— start of MATERIAL —

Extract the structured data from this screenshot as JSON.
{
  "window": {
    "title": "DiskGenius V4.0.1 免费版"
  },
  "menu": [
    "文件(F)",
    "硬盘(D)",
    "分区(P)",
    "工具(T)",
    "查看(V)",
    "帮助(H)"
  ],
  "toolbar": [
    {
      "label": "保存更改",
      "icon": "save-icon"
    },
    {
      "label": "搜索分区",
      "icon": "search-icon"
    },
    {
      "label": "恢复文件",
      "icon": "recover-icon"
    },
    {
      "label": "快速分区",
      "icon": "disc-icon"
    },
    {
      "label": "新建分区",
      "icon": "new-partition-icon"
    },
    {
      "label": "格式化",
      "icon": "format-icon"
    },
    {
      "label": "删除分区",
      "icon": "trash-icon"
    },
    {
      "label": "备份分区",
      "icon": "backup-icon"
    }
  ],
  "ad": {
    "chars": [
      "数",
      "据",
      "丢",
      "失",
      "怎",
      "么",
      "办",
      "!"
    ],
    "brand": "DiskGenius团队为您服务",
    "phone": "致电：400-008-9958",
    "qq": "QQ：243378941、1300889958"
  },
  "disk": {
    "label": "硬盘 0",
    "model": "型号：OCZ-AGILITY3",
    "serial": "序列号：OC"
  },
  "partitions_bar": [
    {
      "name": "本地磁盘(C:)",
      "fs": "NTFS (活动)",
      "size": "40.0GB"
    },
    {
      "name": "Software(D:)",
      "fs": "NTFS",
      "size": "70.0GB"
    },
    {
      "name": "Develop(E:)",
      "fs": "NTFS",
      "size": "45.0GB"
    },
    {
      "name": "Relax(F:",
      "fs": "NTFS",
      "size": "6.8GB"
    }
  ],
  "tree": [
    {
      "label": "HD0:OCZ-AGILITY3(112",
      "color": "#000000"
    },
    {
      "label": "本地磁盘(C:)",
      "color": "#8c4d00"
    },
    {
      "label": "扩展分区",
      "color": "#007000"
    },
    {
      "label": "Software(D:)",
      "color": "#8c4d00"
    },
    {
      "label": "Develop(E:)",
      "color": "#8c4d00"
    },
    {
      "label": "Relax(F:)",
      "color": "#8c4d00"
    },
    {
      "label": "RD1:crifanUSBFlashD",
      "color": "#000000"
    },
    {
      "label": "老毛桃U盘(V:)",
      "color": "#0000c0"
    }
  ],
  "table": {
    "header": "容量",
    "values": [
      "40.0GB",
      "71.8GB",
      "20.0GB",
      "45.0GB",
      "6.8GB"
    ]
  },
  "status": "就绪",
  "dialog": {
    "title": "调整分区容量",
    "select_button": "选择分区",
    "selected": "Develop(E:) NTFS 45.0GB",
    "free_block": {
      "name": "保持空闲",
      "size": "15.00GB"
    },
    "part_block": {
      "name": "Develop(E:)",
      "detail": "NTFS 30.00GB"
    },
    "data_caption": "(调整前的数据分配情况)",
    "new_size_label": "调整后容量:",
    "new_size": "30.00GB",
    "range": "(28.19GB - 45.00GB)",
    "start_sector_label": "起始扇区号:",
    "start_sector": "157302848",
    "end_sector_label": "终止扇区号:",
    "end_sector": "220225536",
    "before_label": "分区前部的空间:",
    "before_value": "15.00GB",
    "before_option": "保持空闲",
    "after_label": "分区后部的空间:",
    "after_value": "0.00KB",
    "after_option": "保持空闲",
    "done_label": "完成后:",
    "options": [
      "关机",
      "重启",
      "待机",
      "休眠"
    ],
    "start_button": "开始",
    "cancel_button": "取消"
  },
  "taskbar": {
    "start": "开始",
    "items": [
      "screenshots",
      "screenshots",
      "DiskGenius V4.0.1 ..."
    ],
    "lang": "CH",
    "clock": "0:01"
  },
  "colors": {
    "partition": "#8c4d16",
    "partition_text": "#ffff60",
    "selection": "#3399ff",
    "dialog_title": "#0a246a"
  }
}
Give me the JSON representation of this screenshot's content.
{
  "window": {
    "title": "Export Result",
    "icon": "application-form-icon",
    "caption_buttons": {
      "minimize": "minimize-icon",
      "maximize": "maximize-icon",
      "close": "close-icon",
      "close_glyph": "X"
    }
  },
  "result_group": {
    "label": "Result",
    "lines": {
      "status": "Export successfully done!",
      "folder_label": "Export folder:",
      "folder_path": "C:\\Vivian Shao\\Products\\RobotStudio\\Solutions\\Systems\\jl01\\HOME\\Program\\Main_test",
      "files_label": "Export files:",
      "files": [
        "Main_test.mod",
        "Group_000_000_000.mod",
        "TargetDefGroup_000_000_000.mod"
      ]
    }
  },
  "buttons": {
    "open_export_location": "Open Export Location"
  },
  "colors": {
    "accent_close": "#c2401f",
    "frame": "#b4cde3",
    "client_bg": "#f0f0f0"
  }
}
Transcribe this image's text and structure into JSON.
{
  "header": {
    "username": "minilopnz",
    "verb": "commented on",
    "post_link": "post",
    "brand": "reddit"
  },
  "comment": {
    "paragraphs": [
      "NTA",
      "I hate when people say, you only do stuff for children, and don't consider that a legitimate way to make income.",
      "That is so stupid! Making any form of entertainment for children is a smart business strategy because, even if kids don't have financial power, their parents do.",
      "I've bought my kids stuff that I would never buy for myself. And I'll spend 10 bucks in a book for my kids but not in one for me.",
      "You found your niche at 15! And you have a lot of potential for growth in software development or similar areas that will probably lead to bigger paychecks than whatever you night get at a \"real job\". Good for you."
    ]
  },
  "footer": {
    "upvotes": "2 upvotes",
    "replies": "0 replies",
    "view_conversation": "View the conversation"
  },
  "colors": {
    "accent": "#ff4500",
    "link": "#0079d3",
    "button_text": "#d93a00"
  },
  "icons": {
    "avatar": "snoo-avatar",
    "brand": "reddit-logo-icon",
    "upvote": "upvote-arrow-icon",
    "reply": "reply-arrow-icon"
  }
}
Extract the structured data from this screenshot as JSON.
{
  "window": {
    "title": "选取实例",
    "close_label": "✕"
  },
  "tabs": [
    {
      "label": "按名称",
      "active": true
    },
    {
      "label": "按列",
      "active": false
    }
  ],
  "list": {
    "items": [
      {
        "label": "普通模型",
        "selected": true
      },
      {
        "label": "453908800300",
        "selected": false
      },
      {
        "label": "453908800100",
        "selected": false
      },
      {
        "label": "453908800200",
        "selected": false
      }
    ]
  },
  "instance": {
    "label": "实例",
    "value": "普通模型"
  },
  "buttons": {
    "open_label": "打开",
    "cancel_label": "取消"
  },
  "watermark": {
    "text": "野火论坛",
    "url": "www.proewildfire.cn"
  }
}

— end of MATERIAL —

PROMPT
Write out every entry again, keeping each line exactly the same.

TASK SOLUTION
Extract the structured data from this screenshot as JSON.
{
  "window": {
    "title": "DiskGenius V4.0.1 免费版"
  },
  "menu": [
    "文件(F)",
    "硬盘(D)",
    "分区(P)",
    "工具(T)",
    "查看(V)",
    "帮助(H)"
  ],
  "toolbar": [
    {
      "label": "保存更改",
      "icon": "save-icon"
    },
    {
      "label": "搜索分区",
      "icon": "search-icon"
    },
    {
      "label": "恢复文件",
      "icon": "recover-icon"
    },
    {
      "label": "快速分区",
      "icon": "disc-icon"
    },
    {
      "label": "新建分区",
      "icon": "new-partition-icon"
    },
    {
      "label": "格式化",
      "icon": "format-icon"
    },
    {
      "label": "删除分区",
      "icon": "trash-icon"
    },
    {
      "label": "备份分区",
      "icon": "backup-icon"
    }
  ],
  "ad": {
    "chars": [
      "数",
      "据",
      "丢",
      "失",
      "怎",
      "么",
      "办",
      "!"
    ],
    "brand": "DiskGenius团队为您服务",
    "phone": "致电：400-008-9958",
    "qq": "QQ：243378941、1300889958"
  },
  "disk": {
    "label": "硬盘 0",
    "model": "型号：OCZ-AGILITY3",
    "serial": "序列号：OC"
  },
  "partitions_bar": [
    {
      "name": "本地磁盘(C:)",
      "fs": "NTFS (活动)",
      "size": "40.0GB"
    },
    {
      "name": "Software(D:)",
      "fs": "NTFS",
      "size": "70.0GB"
    },
    {
      "name": "Develop(E:)",
      "fs": "NTFS",
      "size": "45.0GB"
    },
    {
      "name": "Relax(F:",
      "fs": "NTFS",
      "size": "6.8GB"
    }
  ],
  "tree": [
    {
      "label": "HD0:OCZ-AGILITY3(112",
      "color": "#000000"
    },
    {
      "label": "本地磁盘(C:)",
      "color": "#8c4d00"
    },
    {
      "label": "扩展分区",
      "color": "#007000"
    },
    {
      "label": "Software(D:)",
      "color": "#8c4d00"
    },
    {
      "label": "Develop(E:)",
      "color": "#8c4d00"
    },
    {
      "label": "Relax(F:)",
      "color": "#8c4d00"
    },
    {
      "label": "RD1:crifanUSBFlashD",
      "color": "#000000"
    },
    {
      "label": "老毛桃U盘(V:)",
      "color": "#0000c0"
    }
  ],
  "table": {
    "header": "容量",
    "values": [
      "40.0GB",
      "71.8GB",
      "20.0GB",
      "45.0GB",
      "6.8GB"
    ]
  },
  "status": "就绪",
  "dialog": {
    "title": "调整分区容量",
    "select_button": "选择分区",
    "selected": "Develop(E:) NTFS 45.0GB",
    "free_block": {
      "name": "保持空闲",
      "size": "15.00GB"
    },
    "part_block": {
      "name": "Develop(E:)",
      "detail": "NTFS 30.00GB"
    },
    "data_caption": "(调整前的数据分配情况)",
    "new_size_label": "调整后容量:",
    "new_size": "30.00GB",
    "range": "(28.19GB - 45.00GB)",
    "start_sector_label": "起始扇区号:",
    "start_sector": "157302848",
    "end_sector_label": "终止扇区号:",
    "end_sector": "220225536",
    "before_label": "分区前部的空间:",
    "before_value": "15.00GB",
    "before_option": "保持空闲",
    "after_label": "分区后部的空间:",
    "after_value": "0.00KB",
    "after_option": "保持空闲",
    "done_label": "完成后:",
    "options": [
      "关机",
      "重启",
      "待机",
      "休眠"
    ],
    "start_button": "开始",
    "cancel_button": "取消"
  },
  "taskbar": {
    "start": "开始",
    "items": [
      "screenshots",
      "screenshots",
      "DiskGenius V4.0.1 ..."
    ],
    "lang": "CH",
    "clock": "0:01"
  },
  "colors": {
    "partition": "#8c4d16",
    "partition_text": "#ffff60",
    "selection": "#3399ff",
    "dialog_title": "#0a246a"
  }
}
Give me the JSON representation of this screenshot's content.
{
  "window": {
    "title": "Export Result",
    "icon": "application-form-icon",
    "caption_buttons": {
      "minimize": "minimize-icon",
      "maximize": "maximize-icon",
      "close": "close-icon",
      "close_glyph": "X"
    }
  },
  "result_group": {
    "label": "Result",
    "lines": {
      "status": "Export successfully done!",
      "folder_label": "Export folder:",
      "folder_path": "C:\\Vivian Shao\\Products\\RobotStudio\\Solutions\\Systems\\jl01\\HOME\\Program\\Main_test",
      "files_label": "Export files:",
      "files": [
        "Main_test.mod",
        "Group_000_000_000.mod",
        "TargetDefGroup_000_000_000.mod"
      ]
    }
  },
  "buttons": {
    "open_export_location": "Open Export Location"
  },
  "colors": {
    "accent_close": "#c2401f",
    "frame": "#b4cde3",
    "client_bg": "#f0f0f0"
  }
}
Transcribe this image's text and structure into JSON.
{
  "header": {
    "username": "minilopnz",
    "verb": "commented on",
    "post_link": "post",
    "brand": "reddit"
  },
  "comment": {
    "paragraphs": [
      "NTA",
      "I hate when people say, you only do stuff for children, and don't consider that a legitimate way to make income.",
      "That is so stupid! Making any form of entertainment for children is a smart business strategy because, even if kids don't have financial power, their parents do.",
      "I've bought my kids stuff that I would never buy for myself. And I'll spend 10 bucks in a book for my kids but not in one for me.",
      "You found your niche at 15! And you have a lot of potential for growth in software development or similar areas that will probably lead to bigger paychecks than whatever you night get at a \"real job\". Good for you."
    ]
  },
  "footer": {
    "upvotes": "2 upvotes",
    "replies": "0 replies",
    "view_conversation": "View the conversation"
  },
  "colors": {
    "accent": "#ff4500",
    "link": "#0079d3",
    "button_text": "#d93a00"
  },
  "icons": {
    "avatar": "snoo-avatar",
    "brand": "reddit-logo-icon",
    "upvote": "upvote-arrow-icon",
    "reply": "reply-arrow-icon"
  }
}
Extract the structured data from this screenshot as JSON.
{
  "window": {
    "title": "选取实例",
    "close_label": "✕"
  },
  "tabs": [
    {
      "label": "按名称",
      "active": true
    },
    {
      "label": "按列",
      "active": false
    }
  ],
  "list": {
    "items": [
      {
        "label": "普通模型",
        "selected": true
      },
      {
        "label": "453908800300",
        "selected": false
      },
      {
        "label": "453908800100",
        "selected": false
      },
      {
        "label": "453908800200",
        "selected": false
      }
    ]
  },
  "instance": {
    "label": "实例",
    "value": "普通模型"
  },
  "buttons": {
    "open_label": "打开",
    "cancel_label": "取消"
  },
  "watermark": {
    "text": "野火论坛",
    "url": "www.proewildfire.cn"
  }
}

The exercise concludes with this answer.